*AIM OF THE TASK*
Reproduce every line of the entries below word for word, but omit the pictures from your copy.

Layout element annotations
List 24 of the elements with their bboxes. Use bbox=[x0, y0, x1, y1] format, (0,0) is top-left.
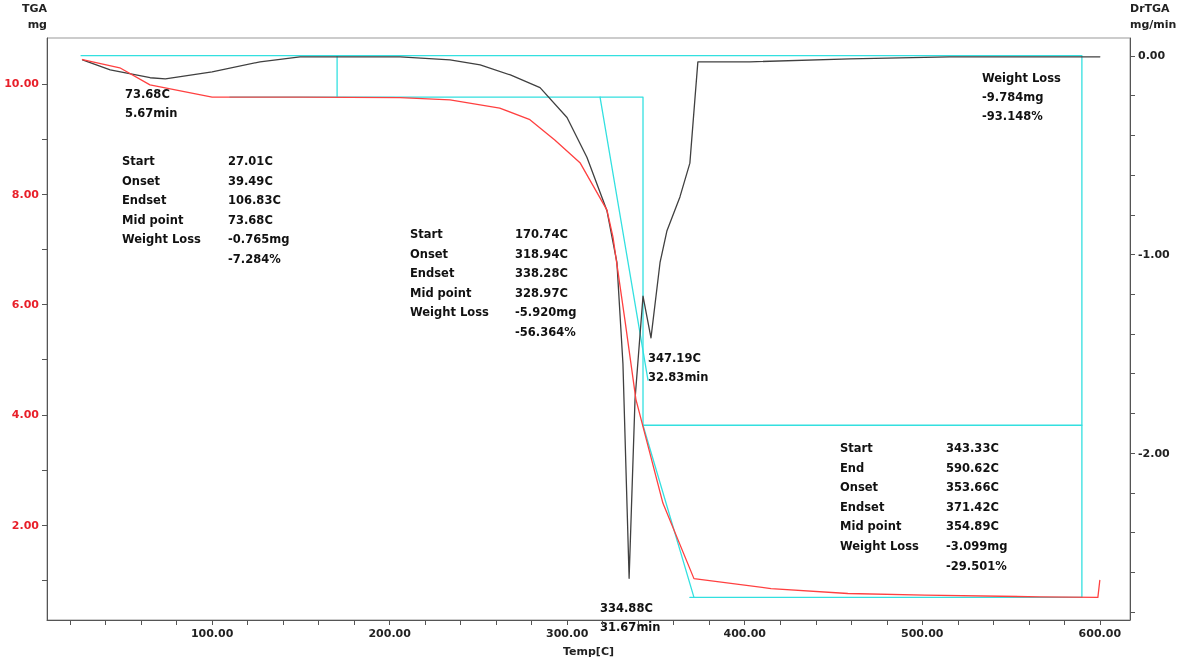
x-tick-label: 500.00 bbox=[901, 627, 944, 640]
y2-axis-title: DrTGA mg/min bbox=[1130, 1, 1177, 31]
y-tick-label: 2.00 bbox=[11, 518, 40, 532]
x-tick-label: 400.00 bbox=[723, 627, 767, 640]
y2-tick-label: -1.00 bbox=[1138, 248, 1171, 262]
y-tick-label: 6.00 bbox=[11, 297, 40, 311]
y2-tick-label: -2.00 bbox=[1138, 446, 1171, 460]
annotation: 73.68C 5.67min bbox=[125, 87, 178, 120]
annotation: Weight Loss -9.784mg -93.148% bbox=[982, 71, 1062, 123]
annotation: 334.88C 31.67min bbox=[600, 601, 661, 634]
y-axis-title: TGA mg bbox=[21, 1, 48, 31]
x-tick-label: 100.00 bbox=[190, 627, 234, 640]
y-tick-label: 4.00 bbox=[11, 408, 40, 422]
x-axis-title: Temp[C] bbox=[563, 645, 614, 658]
text: Start 170.74C Onset 318.94C Endset 338.28C Mid point 328.97C Weight Loss -5.920mg -56.364% bbox=[410, 227, 577, 339]
y-tick-label: 8.00 bbox=[11, 187, 40, 201]
annotation: 347.19C 32.83min bbox=[648, 351, 709, 384]
text: Start 343.33C End 590.62C Onset 353.66C Endset 371.42C Mid point 354.89C Weight Loss -3.099mg -29.501% bbox=[840, 441, 1008, 573]
text: Start 27.01C Onset 39.49C Endset 106.83C Mid point 73.68C Weight Loss -0.765mg -7.284% bbox=[122, 154, 290, 266]
x-tick-label: 200.00 bbox=[368, 627, 412, 640]
y-tick-label: 10.00 bbox=[4, 77, 40, 91]
x-tick-label: 600.00 bbox=[1078, 627, 1122, 640]
x-tick-label: 300.00 bbox=[545, 627, 589, 640]
y2-tick-label: 0.00 bbox=[1138, 49, 1166, 63]
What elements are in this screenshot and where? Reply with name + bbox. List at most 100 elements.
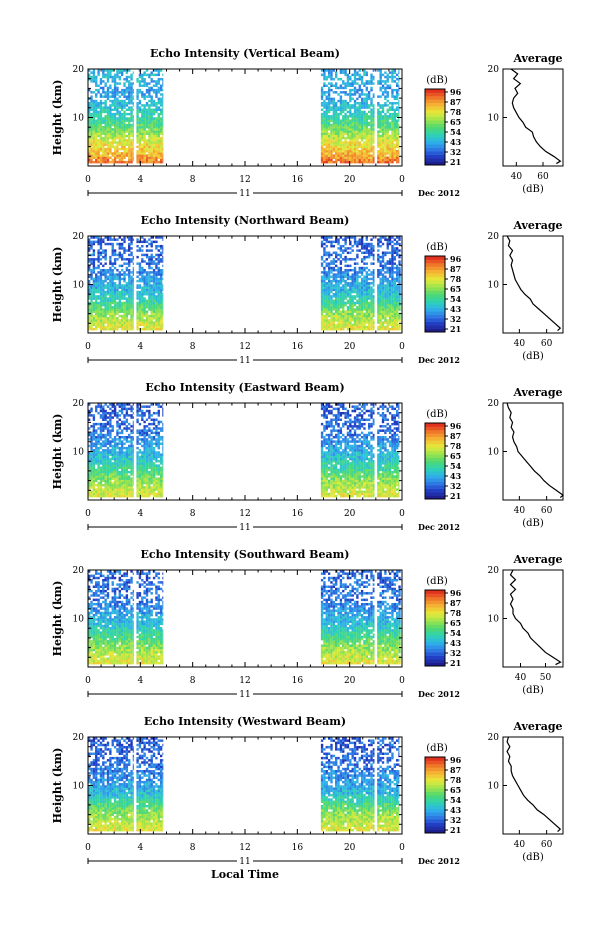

*WRITTEN ANSWER*
List 24 of the elements with their bboxes. Use bbox=[x0, y0, x1, y1] format, (0,0) is top-left.
x-tick-label: 500.00 bbox=[901, 627, 944, 640]
y2-axis-title: DrTGA mg/min bbox=[1130, 1, 1177, 31]
y-tick-label: 2.00 bbox=[11, 518, 40, 532]
x-tick-label: 400.00 bbox=[723, 627, 767, 640]
y2-tick-label: -1.00 bbox=[1138, 248, 1171, 262]
y-tick-label: 6.00 bbox=[11, 297, 40, 311]
y2-tick-label: -2.00 bbox=[1138, 446, 1171, 460]
annotation: 73.68C 5.67min bbox=[125, 87, 178, 120]
annotation: Weight Loss -9.784mg -93.148% bbox=[982, 71, 1062, 123]
annotation: 334.88C 31.67min bbox=[600, 601, 661, 634]
y-axis-title: TGA mg bbox=[21, 1, 48, 31]
x-tick-label: 100.00 bbox=[190, 627, 234, 640]
y-tick-label: 4.00 bbox=[11, 408, 40, 422]
x-axis-title: Temp[C] bbox=[563, 645, 614, 658]
text: Start 170.74C Onset 318.94C Endset 338.28C Mid point 328.97C Weight Loss -5.920mg -56.364% bbox=[410, 227, 577, 339]
y-tick-label: 8.00 bbox=[11, 187, 40, 201]
annotation: 347.19C 32.83min bbox=[648, 351, 709, 384]
text: Start 343.33C End 590.62C Onset 353.66C Endset 371.42C Mid point 354.89C Weight Loss -3.099mg -29.501% bbox=[840, 441, 1008, 573]
text: Start 27.01C Onset 39.49C Endset 106.83C Mid point 73.68C Weight Loss -0.765mg -7.284% bbox=[122, 154, 290, 266]
x-tick-label: 200.00 bbox=[368, 627, 412, 640]
y-tick-label: 10.00 bbox=[4, 77, 40, 91]
x-tick-label: 600.00 bbox=[1078, 627, 1122, 640]
x-tick-label: 300.00 bbox=[545, 627, 589, 640]
y2-tick-label: 0.00 bbox=[1138, 49, 1166, 63]
What elements are in this screenshot and where? Reply with name + bbox. List at most 100 elements.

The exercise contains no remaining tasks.